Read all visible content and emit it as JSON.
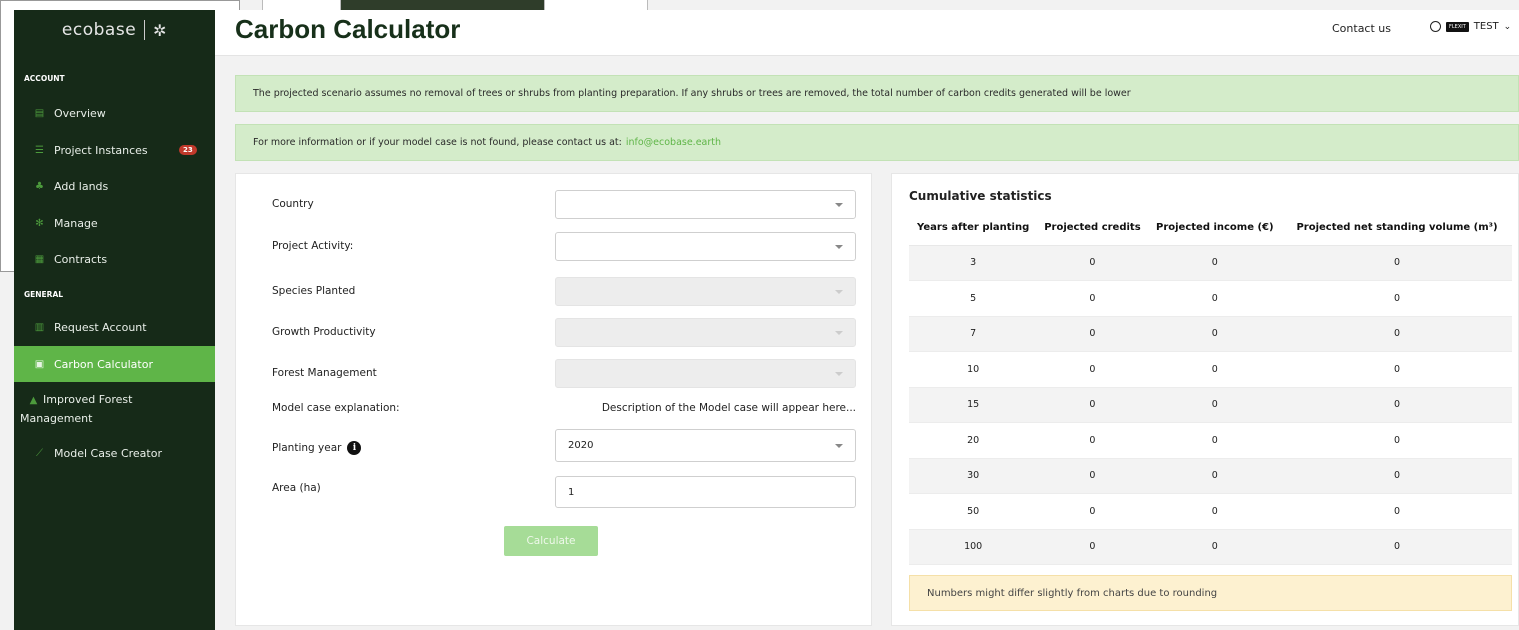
{
  "sidebar": {
    "brand": "ecobase",
    "sections": [
      {
        "title": "ACCOUNT"
      },
      {
        "title": "GENERAL"
      }
    ],
    "items": [
      {
        "label": "Overview",
        "icon": "document-icon"
      },
      {
        "label": "Project Instances",
        "icon": "list-icon",
        "badge": "23"
      },
      {
        "label": "Add lands",
        "icon": "tree-icon"
      },
      {
        "label": "Manage",
        "icon": "gear-icon"
      },
      {
        "label": "Contracts",
        "icon": "file-icon"
      },
      {
        "label": "Request Account",
        "icon": "building-icon"
      },
      {
        "label": "Carbon Calculator",
        "icon": "calculator-icon",
        "active": true
      },
      {
        "label": "Improved Forest",
        "label2": "Management",
        "icon": "forest-icon"
      },
      {
        "label": "Model Case Creator",
        "icon": "chart-line-icon"
      }
    ]
  },
  "header": {
    "title": "Carbon Calculator",
    "contact": "Contact us",
    "user": "TEST",
    "user_tag": "FLEXIT"
  },
  "alerts": {
    "scenario": "The projected scenario assumes no removal of trees or shrubs from planting preparation. If any shrubs or trees are removed, the total number of carbon credits generated will be lower",
    "contact_text": "For more information or if your model case is not found, please contact us at:",
    "contact_email": "info@ecobase.earth"
  },
  "form": {
    "country_label": "Country",
    "country_value": "",
    "activity_label": "Project Activity:",
    "activity_value": "",
    "species_label": "Species Planted",
    "growth_label": "Growth Productivity",
    "management_label": "Forest Management",
    "model_label": "Model case explanation:",
    "model_desc": "Description of the Model case will appear here...",
    "planting_label": "Planting year",
    "planting_value": "2020",
    "area_label": "Area (ha)",
    "area_value": "1",
    "calculate": "Calculate"
  },
  "stats": {
    "title": "Cumulative statistics",
    "columns": [
      "Years after planting",
      "Projected credits",
      "Projected income (€)",
      "Projected net standing volume (m³)"
    ],
    "rows": [
      [
        "3",
        "0",
        "0",
        "0"
      ],
      [
        "5",
        "0",
        "0",
        "0"
      ],
      [
        "7",
        "0",
        "0",
        "0"
      ],
      [
        "10",
        "0",
        "0",
        "0"
      ],
      [
        "15",
        "0",
        "0",
        "0"
      ],
      [
        "20",
        "0",
        "0",
        "0"
      ],
      [
        "30",
        "0",
        "0",
        "0"
      ],
      [
        "50",
        "0",
        "0",
        "0"
      ],
      [
        "100",
        "0",
        "0",
        "0"
      ]
    ],
    "note": "Numbers might differ slightly from charts due to rounding"
  },
  "colors": {
    "sidebar_bg": "#162a18",
    "accent": "#5fb548",
    "alert_bg": "#d4ecca",
    "note_bg": "#fdf1d0"
  }
}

◆ ◆ ◆

All lines in the data that contain the word "will" should be copied.

> _Right answer_
    "scenario": "The projected scenario assumes no removal of trees or shrubs from planting preparation. If any shrubs or trees are removed, the total number of carbon credits generated will be lower",
    "model_desc": "Description of the Model case will appear here...",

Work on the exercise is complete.